Every line that holds "指标名称" should be shown.

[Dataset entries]
++++

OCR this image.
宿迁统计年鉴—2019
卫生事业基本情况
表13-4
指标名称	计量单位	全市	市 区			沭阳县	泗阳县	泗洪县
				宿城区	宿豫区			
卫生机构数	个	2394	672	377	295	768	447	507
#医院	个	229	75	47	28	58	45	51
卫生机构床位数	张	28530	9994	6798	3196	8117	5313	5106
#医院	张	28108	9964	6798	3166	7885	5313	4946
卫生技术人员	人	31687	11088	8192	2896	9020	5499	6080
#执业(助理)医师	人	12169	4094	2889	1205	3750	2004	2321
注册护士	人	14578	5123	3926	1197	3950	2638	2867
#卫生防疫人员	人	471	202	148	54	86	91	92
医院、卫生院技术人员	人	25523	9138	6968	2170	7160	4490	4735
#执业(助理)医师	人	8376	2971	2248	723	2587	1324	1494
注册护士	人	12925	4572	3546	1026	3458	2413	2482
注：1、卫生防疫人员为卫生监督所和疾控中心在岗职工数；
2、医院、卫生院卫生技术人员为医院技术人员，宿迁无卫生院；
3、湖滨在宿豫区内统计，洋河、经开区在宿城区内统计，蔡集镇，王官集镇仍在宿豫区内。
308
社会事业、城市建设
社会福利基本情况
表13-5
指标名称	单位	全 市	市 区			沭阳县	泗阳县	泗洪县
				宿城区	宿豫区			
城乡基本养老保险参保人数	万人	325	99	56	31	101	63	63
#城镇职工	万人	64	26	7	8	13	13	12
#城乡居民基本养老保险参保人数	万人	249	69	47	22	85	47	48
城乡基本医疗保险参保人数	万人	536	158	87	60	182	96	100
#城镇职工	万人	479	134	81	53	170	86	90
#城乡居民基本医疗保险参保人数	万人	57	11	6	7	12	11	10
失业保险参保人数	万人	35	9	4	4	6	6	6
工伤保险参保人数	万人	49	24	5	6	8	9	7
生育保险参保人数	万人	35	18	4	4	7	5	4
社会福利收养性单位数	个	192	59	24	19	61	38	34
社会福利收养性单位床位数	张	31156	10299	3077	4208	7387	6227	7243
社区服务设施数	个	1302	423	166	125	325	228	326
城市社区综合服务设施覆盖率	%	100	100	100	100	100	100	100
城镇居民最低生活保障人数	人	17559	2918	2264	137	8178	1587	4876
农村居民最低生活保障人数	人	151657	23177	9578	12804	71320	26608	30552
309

++++

TASK SOLUTION:
指标名称	计量单位	全市	市 区			沭阳县	泗阳县	泗洪县
指标名称	单位	全 市	市 区			沭阳县	泗阳县	泗洪县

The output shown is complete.